--- Short problem ---
Nothing in the data should change when you return it, but leave the pictures out.

## Begin Source data

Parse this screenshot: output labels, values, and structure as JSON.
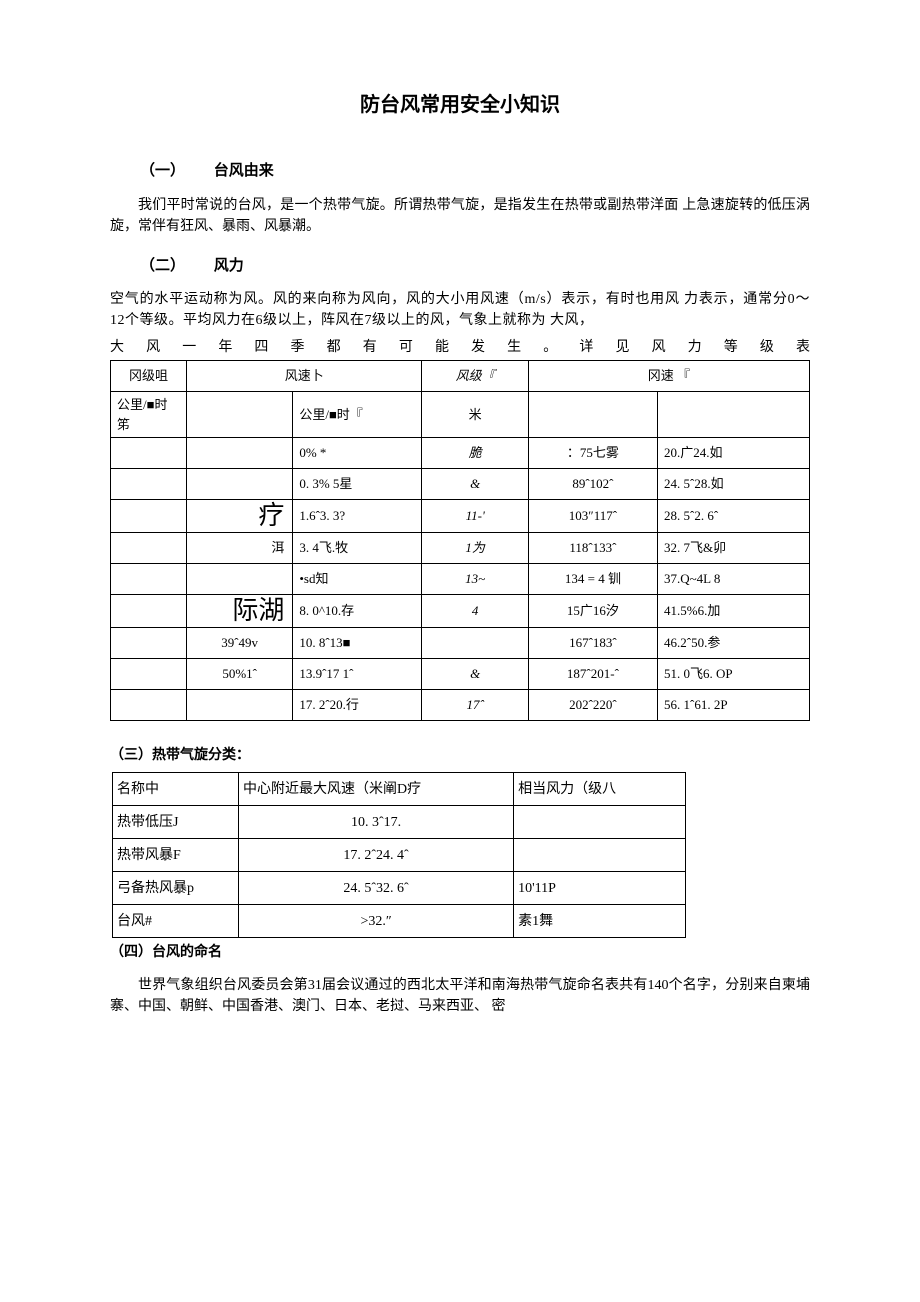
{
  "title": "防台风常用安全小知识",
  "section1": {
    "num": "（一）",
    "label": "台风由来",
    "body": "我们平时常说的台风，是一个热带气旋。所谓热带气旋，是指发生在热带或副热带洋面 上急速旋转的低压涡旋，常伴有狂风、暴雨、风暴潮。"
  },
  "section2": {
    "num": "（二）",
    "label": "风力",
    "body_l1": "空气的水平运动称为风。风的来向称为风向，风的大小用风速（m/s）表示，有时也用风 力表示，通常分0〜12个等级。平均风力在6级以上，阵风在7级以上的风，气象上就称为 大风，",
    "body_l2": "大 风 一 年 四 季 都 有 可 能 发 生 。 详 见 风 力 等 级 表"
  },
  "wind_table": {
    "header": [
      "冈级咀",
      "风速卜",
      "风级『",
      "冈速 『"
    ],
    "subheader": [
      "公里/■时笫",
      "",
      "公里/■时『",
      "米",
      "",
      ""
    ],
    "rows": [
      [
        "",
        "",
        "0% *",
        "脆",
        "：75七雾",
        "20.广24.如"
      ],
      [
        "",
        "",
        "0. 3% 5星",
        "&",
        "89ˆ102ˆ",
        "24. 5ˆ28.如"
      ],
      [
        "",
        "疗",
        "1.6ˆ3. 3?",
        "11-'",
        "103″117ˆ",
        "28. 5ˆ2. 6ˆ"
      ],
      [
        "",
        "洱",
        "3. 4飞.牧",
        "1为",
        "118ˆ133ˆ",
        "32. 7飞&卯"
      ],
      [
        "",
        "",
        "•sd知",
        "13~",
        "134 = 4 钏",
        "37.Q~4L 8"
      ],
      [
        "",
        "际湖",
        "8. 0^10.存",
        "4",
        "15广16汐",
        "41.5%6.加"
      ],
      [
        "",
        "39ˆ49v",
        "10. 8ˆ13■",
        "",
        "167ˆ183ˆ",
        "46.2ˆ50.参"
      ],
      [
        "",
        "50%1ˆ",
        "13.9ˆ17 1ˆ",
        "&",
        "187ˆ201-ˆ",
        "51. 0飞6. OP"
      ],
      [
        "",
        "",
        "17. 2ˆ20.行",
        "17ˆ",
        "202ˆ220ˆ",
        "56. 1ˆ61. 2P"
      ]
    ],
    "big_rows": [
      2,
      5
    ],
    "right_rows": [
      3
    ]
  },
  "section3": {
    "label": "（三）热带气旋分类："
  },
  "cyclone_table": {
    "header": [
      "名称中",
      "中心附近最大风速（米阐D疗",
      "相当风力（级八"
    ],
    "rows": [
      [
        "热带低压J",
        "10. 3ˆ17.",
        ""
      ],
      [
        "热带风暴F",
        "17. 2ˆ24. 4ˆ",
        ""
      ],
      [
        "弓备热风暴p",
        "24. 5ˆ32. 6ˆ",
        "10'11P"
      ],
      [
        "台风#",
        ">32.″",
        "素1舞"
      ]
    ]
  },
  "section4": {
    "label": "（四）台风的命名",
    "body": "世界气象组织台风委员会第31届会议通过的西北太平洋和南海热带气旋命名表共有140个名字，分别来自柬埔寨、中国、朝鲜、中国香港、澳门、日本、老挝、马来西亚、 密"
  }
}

## End Source data

--- Output for this exercise ---
Parse this screenshot: output labels, values, and structure as JSON.
{
  "title": "防台风常用安全小知识",
  "section1": {
    "num": "（一）",
    "label": "台风由来",
    "body": "我们平时常说的台风，是一个热带气旋。所谓热带气旋，是指发生在热带或副热带洋面 上急速旋转的低压涡旋，常伴有狂风、暴雨、风暴潮。"
  },
  "section2": {
    "num": "（二）",
    "label": "风力",
    "body_l1": "空气的水平运动称为风。风的来向称为风向，风的大小用风速（m/s）表示，有时也用风 力表示，通常分0〜12个等级。平均风力在6级以上，阵风在7级以上的风，气象上就称为 大风，",
    "body_l2": "大 风 一 年 四 季 都 有 可 能 发 生 。 详 见 风 力 等 级 表"
  },
  "wind_table": {
    "header": [
      "冈级咀",
      "风速卜",
      "风级『",
      "冈速 『"
    ],
    "subheader": [
      "公里/■时笫",
      "",
      "公里/■时『",
      "米",
      "",
      ""
    ],
    "rows": [
      [
        "",
        "",
        "0% *",
        "脆",
        "：75七雾",
        "20.广24.如"
      ],
      [
        "",
        "",
        "0. 3% 5星",
        "&",
        "89ˆ102ˆ",
        "24. 5ˆ28.如"
      ],
      [
        "",
        "疗",
        "1.6ˆ3. 3?",
        "11-'",
        "103″117ˆ",
        "28. 5ˆ2. 6ˆ"
      ],
      [
        "",
        "洱",
        "3. 4飞.牧",
        "1为",
        "118ˆ133ˆ",
        "32. 7飞&卯"
      ],
      [
        "",
        "",
        "•sd知",
        "13~",
        "134 = 4 钏",
        "37.Q~4L 8"
      ],
      [
        "",
        "际湖",
        "8. 0^10.存",
        "4",
        "15广16汐",
        "41.5%6.加"
      ],
      [
        "",
        "39ˆ49v",
        "10. 8ˆ13■",
        "",
        "167ˆ183ˆ",
        "46.2ˆ50.参"
      ],
      [
        "",
        "50%1ˆ",
        "13.9ˆ17 1ˆ",
        "&",
        "187ˆ201-ˆ",
        "51. 0飞6. OP"
      ],
      [
        "",
        "",
        "17. 2ˆ20.行",
        "17ˆ",
        "202ˆ220ˆ",
        "56. 1ˆ61. 2P"
      ]
    ],
    "big_rows": [
      2,
      5
    ],
    "right_rows": [
      3
    ]
  },
  "section3": {
    "label": "（三）热带气旋分类："
  },
  "cyclone_table": {
    "header": [
      "名称中",
      "中心附近最大风速（米阐D疗",
      "相当风力（级八"
    ],
    "rows": [
      [
        "热带低压J",
        "10. 3ˆ17.",
        ""
      ],
      [
        "热带风暴F",
        "17. 2ˆ24. 4ˆ",
        ""
      ],
      [
        "弓备热风暴p",
        "24. 5ˆ32. 6ˆ",
        "10'11P"
      ],
      [
        "台风#",
        ">32.″",
        "素1舞"
      ]
    ]
  },
  "section4": {
    "label": "（四）台风的命名",
    "body": "世界气象组织台风委员会第31届会议通过的西北太平洋和南海热带气旋命名表共有140个名字，分别来自柬埔寨、中国、朝鲜、中国香港、澳门、日本、老挝、马来西亚、 密"
  }
}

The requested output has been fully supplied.